● What needs to be done:
In the records that follow, locate every line with "font" and extract it.

(Data excerpts)

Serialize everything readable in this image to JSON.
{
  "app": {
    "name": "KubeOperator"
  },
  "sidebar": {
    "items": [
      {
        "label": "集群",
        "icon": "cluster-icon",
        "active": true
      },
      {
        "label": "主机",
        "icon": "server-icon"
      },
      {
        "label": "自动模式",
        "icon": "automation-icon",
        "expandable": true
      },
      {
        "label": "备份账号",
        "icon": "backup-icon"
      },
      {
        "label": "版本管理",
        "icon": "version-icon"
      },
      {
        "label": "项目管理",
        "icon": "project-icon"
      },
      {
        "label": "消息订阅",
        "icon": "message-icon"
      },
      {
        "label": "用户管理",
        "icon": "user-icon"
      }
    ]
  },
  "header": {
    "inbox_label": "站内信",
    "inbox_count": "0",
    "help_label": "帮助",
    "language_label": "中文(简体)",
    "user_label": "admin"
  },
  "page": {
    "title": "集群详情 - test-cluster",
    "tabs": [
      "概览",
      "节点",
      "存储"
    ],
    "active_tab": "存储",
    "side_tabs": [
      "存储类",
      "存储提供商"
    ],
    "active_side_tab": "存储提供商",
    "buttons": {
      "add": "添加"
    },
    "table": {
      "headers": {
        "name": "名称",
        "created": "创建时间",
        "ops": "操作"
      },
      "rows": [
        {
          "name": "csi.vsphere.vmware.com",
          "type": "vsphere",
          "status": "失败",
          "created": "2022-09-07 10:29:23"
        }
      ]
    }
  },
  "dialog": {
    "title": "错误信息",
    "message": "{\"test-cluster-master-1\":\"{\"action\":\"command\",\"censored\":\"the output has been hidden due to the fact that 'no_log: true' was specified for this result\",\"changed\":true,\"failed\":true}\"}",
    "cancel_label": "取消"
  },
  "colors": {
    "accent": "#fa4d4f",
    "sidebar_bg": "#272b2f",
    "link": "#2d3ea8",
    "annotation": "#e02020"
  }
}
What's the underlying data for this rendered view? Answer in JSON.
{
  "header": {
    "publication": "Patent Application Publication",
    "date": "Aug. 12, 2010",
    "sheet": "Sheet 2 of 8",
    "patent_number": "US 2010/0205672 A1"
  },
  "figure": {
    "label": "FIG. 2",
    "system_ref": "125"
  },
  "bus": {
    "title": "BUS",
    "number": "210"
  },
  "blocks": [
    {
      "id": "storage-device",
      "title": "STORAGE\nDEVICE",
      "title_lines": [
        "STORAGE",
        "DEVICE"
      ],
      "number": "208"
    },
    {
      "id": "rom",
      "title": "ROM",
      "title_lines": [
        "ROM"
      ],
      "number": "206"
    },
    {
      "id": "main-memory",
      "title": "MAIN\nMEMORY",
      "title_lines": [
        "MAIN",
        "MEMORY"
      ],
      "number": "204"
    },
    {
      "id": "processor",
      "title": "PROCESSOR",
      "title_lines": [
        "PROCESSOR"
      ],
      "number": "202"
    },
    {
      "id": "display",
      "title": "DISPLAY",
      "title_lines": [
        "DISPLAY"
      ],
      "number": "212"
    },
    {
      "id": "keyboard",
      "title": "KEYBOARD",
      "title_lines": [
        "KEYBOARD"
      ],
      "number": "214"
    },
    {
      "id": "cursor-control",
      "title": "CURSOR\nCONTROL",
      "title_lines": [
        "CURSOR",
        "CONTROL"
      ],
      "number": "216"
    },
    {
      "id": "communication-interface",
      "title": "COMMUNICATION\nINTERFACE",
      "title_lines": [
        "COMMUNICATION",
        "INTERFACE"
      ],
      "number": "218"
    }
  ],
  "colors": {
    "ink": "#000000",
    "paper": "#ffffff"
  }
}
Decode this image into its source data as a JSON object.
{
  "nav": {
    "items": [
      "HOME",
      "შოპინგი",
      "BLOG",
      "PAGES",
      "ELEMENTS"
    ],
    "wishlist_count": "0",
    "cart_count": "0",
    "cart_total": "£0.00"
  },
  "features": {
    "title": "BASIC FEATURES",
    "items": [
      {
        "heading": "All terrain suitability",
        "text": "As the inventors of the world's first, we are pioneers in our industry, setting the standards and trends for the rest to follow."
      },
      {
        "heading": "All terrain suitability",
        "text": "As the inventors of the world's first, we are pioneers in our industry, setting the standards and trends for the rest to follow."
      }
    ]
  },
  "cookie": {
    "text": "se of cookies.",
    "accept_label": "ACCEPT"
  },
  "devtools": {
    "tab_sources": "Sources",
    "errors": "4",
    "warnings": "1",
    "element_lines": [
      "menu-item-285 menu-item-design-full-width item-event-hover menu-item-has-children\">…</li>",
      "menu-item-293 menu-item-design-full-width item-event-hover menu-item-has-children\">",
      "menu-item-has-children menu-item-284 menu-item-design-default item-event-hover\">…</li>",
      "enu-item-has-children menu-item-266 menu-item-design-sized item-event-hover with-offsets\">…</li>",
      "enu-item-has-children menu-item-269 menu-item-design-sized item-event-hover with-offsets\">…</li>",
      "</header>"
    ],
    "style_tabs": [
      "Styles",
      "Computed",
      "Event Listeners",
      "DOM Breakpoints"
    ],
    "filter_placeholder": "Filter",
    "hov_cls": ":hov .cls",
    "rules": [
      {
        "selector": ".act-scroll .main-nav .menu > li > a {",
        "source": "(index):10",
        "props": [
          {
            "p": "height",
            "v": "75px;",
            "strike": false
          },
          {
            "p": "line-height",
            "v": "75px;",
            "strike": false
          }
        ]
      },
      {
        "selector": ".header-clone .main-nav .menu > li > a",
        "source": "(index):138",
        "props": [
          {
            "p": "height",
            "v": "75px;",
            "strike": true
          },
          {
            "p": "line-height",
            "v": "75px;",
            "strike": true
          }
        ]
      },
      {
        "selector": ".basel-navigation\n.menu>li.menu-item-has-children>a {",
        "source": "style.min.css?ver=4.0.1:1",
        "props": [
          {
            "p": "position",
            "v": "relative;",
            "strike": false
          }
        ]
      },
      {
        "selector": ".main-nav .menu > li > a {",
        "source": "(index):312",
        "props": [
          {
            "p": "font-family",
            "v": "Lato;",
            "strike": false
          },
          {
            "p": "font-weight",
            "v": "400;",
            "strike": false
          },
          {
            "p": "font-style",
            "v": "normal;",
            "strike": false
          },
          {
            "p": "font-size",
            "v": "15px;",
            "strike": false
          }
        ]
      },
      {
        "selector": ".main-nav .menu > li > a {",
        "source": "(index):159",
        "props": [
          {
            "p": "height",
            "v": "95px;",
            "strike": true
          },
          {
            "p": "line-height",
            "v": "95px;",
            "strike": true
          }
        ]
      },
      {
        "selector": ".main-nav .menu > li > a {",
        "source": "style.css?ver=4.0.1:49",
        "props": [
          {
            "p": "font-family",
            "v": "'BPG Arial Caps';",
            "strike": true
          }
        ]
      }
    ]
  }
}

● Solution for this problem:
            "p": "font-family",
            "p": "font-weight",
            "p": "font-style",
            "p": "font-size",
            "p": "font-family",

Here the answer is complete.